Bharatpur District is a district in Rajasthan state in western India. The city of Bharatpur is the District Headquarters, Division Headquarters and Headquarters of  Bharatpur Police Range of Rajasthan Police. Bharatpur District is a part of National Capital Region of India Delhi.

History

The area in later medieval times was ruled by the Sinsinwar clan of the Hindu Jats. In 1733 AD, Maharaja Suraj Mal built the city of Bharatpur. It is believed that it was a well-fortified city under his rule. Bharatpur was carved out from Mewat and got its name from Lord Bharat (Lord Rama's brother).

Geography
Bharatpur, also known as ‘Eastern Gate of Rajasthan’, is located in the Braj region 180 km away from Delhi. Geographically, the district is situated between 26° 22' and 27° 83' N and 76° 53' and 78° 17' E and its average height above sea level is around 183 m. Bharatpur city is the district headquarters and is also known by the name of Lohagarh. It is situated very close to the main cities of Rajasthan and other states. Distance between Jaipur and Bharatpur is around 178 km whereas Agra lies at a distance of 55 km from the district. Mathura is located at a distance of 34 km. Bharatpur touches Gurgaon of Haryana in the north, Mathura in the east, Agra of Uttar Pradesh and Dholpur of Rajasthan in the south and Dausa and Alwar in the west.
——————
**Tasks and exercises**:
• A. Please answer these from the Bharatpur District passage:
(i) In what year did Maharaja Suraj Mal build the city of Bharatpur?
(ii) How far is Agra from the district?
(iii) By what other name is Bharatpur city known?
• B. Repeat word for word the stretch of the Bharatpur District passage from "Bharatpur District is a district" through "of India Delhi.".

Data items
——————
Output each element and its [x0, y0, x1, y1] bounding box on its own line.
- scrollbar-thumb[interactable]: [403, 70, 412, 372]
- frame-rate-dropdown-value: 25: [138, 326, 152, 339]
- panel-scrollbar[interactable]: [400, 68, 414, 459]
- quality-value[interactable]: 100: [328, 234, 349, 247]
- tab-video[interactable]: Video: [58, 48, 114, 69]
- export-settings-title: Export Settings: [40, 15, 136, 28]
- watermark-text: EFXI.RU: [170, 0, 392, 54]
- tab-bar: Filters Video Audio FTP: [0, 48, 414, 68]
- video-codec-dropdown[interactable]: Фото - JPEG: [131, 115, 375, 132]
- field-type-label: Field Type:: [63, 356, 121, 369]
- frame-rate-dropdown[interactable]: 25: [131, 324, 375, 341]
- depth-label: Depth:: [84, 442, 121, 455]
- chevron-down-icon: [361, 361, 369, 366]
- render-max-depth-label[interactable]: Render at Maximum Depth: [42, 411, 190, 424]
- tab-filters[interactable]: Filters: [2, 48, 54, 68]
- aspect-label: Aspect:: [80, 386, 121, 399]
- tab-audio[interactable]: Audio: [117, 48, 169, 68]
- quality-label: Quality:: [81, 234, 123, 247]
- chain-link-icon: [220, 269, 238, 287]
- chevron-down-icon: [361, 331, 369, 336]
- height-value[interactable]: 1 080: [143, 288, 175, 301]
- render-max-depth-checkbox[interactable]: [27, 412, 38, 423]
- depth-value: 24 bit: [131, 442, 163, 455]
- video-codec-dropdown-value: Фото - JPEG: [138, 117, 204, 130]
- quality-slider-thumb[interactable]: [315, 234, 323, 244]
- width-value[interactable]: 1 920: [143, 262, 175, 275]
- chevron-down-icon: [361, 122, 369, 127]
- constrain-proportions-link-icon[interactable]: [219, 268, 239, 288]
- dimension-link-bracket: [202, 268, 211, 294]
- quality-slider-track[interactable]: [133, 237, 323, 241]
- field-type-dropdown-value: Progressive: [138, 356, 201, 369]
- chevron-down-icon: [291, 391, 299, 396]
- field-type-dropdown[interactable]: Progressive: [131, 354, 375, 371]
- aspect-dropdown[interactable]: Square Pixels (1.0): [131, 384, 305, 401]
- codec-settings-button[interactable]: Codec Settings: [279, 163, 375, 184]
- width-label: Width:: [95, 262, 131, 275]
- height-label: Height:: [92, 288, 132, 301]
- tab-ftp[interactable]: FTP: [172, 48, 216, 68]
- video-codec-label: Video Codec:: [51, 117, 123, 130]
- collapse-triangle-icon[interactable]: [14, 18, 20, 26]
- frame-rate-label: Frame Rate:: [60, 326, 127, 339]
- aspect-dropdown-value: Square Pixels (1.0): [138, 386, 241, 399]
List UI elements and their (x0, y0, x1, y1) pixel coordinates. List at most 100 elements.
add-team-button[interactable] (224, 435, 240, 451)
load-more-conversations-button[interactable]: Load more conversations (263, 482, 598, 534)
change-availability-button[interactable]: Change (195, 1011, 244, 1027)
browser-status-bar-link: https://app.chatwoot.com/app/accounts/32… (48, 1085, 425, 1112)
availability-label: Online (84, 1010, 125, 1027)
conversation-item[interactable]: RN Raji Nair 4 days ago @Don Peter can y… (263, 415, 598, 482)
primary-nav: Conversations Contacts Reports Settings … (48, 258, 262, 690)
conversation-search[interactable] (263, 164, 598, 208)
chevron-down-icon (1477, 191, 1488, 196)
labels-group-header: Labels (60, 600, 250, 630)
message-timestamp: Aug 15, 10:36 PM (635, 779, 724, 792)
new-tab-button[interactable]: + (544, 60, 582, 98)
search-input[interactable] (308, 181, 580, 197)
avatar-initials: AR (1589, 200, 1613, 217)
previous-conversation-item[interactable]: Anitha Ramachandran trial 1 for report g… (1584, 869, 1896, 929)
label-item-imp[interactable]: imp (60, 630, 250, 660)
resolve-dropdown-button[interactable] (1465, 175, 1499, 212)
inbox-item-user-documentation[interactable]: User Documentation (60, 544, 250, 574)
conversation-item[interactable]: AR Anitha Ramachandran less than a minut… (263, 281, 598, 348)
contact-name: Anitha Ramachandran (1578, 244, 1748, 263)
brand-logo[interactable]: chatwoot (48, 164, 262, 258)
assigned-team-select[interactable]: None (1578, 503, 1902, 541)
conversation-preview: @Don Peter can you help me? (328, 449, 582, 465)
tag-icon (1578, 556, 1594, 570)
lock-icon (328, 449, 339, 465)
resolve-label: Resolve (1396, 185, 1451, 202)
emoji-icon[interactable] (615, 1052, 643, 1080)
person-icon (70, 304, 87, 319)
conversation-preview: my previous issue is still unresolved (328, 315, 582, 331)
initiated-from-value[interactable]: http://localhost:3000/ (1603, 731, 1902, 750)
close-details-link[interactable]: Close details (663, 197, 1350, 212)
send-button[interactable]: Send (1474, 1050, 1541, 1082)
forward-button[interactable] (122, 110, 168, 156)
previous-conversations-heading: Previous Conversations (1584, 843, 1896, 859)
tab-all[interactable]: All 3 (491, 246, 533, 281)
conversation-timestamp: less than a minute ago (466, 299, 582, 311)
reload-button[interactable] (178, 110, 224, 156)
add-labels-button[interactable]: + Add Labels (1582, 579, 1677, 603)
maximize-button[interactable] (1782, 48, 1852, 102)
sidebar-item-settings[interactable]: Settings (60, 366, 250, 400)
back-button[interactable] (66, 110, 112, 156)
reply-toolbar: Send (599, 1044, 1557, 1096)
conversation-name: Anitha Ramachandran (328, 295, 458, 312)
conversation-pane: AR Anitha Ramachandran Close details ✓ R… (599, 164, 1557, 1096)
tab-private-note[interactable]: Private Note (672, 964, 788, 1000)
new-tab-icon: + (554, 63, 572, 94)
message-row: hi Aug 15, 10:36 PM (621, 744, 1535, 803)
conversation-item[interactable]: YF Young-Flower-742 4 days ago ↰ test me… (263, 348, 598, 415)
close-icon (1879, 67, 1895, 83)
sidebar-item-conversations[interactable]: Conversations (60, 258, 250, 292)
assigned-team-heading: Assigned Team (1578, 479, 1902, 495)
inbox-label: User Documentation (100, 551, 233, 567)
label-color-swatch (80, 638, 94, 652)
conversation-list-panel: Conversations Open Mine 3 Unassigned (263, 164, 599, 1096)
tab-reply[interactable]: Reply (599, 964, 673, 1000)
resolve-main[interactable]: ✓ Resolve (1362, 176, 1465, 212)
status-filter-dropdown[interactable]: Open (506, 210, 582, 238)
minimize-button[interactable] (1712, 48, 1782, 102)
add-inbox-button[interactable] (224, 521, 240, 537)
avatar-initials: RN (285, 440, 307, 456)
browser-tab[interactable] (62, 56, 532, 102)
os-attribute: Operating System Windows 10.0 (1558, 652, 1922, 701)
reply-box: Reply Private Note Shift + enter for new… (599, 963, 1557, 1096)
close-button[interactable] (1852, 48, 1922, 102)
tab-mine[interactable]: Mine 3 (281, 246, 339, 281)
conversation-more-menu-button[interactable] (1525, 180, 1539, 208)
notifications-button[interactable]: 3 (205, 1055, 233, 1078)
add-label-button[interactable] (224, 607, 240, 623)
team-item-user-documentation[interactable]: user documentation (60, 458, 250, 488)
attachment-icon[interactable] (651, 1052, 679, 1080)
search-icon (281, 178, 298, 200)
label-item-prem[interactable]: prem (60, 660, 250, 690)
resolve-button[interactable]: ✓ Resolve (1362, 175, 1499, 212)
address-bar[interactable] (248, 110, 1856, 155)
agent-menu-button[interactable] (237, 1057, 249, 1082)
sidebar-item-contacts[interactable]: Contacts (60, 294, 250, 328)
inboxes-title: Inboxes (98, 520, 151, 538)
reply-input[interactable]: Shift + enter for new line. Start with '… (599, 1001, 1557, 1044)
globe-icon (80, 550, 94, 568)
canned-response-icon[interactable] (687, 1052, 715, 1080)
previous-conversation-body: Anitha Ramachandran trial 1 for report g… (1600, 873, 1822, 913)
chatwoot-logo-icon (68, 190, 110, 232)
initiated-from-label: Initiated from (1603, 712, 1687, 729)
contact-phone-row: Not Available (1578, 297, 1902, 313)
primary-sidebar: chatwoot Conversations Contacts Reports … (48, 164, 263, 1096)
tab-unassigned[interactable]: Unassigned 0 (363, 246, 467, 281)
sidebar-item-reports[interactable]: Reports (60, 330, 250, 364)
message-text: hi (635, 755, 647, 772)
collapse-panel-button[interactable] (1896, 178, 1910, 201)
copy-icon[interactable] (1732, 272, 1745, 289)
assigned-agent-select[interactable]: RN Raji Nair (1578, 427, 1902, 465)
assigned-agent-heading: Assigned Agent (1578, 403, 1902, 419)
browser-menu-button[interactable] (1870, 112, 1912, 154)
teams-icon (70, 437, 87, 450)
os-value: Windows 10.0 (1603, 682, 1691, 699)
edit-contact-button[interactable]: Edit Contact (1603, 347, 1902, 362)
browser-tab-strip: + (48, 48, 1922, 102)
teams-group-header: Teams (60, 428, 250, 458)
——————
**Answers**:
• A.
(i) 1733 AD
(ii) 55 km
(iii) Lohagarh

• B.
Bharatpur District is a district in Rajasthan state in western India. The city of Bharatpur is the District Headquarters, Division Headquarters and Headquarters of  Bharatpur Police Range of Rajasthan Police. Bharatpur District is a part of National Capital Region of India Delhi.